■ Your goal
Read the records below. Copy each line where the string "name" occurs.

>> Begin The records

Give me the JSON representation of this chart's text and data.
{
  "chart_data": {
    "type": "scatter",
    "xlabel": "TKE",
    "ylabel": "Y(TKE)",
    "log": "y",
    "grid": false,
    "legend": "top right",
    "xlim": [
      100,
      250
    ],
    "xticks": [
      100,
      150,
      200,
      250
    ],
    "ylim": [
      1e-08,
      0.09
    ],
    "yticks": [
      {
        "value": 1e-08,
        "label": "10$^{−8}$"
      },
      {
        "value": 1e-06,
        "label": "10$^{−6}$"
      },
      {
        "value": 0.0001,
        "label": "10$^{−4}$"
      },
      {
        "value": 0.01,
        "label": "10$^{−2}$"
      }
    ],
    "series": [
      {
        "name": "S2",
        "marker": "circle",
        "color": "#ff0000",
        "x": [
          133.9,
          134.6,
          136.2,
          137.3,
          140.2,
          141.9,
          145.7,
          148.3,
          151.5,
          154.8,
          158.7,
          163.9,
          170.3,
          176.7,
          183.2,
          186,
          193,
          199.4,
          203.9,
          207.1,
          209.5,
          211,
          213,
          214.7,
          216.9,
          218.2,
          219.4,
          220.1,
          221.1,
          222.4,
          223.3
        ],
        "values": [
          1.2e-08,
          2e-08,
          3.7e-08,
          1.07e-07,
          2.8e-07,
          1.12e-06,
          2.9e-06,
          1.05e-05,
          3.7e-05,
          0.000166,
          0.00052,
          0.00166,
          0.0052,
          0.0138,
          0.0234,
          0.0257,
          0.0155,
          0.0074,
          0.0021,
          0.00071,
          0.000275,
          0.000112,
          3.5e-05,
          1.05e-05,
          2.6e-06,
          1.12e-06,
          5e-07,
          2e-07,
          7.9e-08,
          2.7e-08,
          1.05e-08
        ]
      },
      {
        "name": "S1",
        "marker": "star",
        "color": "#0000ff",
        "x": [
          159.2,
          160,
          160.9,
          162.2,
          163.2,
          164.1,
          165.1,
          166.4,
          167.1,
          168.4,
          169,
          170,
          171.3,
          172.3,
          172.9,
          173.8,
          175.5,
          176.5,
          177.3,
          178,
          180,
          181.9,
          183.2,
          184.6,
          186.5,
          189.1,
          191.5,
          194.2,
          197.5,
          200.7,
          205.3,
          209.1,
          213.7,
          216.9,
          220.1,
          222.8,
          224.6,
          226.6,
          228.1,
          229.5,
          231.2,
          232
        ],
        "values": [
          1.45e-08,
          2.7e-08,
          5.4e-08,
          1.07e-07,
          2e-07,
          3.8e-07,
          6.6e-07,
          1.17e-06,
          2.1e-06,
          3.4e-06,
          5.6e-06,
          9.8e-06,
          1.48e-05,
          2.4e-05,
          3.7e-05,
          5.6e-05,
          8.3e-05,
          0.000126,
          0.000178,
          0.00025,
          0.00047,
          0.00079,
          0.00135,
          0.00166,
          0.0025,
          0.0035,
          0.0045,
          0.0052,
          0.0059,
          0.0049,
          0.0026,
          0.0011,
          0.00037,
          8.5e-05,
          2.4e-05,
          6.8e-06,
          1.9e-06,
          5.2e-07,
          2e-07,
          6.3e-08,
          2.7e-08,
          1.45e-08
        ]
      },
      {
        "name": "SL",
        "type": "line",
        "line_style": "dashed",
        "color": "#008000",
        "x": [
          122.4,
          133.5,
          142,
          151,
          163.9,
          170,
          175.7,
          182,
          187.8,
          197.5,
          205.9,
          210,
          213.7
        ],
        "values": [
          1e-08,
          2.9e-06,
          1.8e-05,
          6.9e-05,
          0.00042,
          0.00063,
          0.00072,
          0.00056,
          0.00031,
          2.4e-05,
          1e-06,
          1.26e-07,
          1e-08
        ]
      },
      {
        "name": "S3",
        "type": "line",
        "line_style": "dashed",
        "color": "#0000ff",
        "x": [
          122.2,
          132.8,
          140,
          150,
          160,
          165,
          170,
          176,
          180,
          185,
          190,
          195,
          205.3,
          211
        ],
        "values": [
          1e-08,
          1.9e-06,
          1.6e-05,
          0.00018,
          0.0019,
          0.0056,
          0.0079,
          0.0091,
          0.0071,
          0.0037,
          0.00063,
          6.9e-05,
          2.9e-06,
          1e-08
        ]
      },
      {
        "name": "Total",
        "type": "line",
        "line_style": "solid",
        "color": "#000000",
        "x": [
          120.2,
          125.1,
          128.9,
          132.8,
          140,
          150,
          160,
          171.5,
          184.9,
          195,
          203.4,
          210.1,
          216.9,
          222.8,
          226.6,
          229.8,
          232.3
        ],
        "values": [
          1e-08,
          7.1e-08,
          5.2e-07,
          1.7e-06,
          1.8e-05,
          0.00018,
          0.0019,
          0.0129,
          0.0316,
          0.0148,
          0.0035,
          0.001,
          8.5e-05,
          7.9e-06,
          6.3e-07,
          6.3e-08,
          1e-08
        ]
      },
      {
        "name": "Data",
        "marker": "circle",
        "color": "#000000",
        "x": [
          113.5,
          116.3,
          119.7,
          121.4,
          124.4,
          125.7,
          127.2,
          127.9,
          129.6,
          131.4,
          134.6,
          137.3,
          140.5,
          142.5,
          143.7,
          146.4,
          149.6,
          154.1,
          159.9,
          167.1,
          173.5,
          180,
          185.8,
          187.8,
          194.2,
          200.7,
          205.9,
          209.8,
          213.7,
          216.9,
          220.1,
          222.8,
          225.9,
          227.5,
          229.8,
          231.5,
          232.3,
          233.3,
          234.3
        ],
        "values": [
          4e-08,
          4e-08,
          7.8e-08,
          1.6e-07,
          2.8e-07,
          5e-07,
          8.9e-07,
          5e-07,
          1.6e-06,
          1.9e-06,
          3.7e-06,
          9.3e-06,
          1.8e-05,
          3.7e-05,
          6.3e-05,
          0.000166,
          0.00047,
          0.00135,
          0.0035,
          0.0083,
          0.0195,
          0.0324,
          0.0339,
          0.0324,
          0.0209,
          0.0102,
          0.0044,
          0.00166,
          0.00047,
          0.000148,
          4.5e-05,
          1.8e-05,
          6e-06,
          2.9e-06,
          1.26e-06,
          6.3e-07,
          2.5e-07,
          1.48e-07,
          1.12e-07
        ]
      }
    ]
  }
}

>> End The records

■ Task answer
        "name": "S2",
        "name": "S1",
        "name": "SL",
        "name": "S3",
        "name": "Total",
        "name": "Data",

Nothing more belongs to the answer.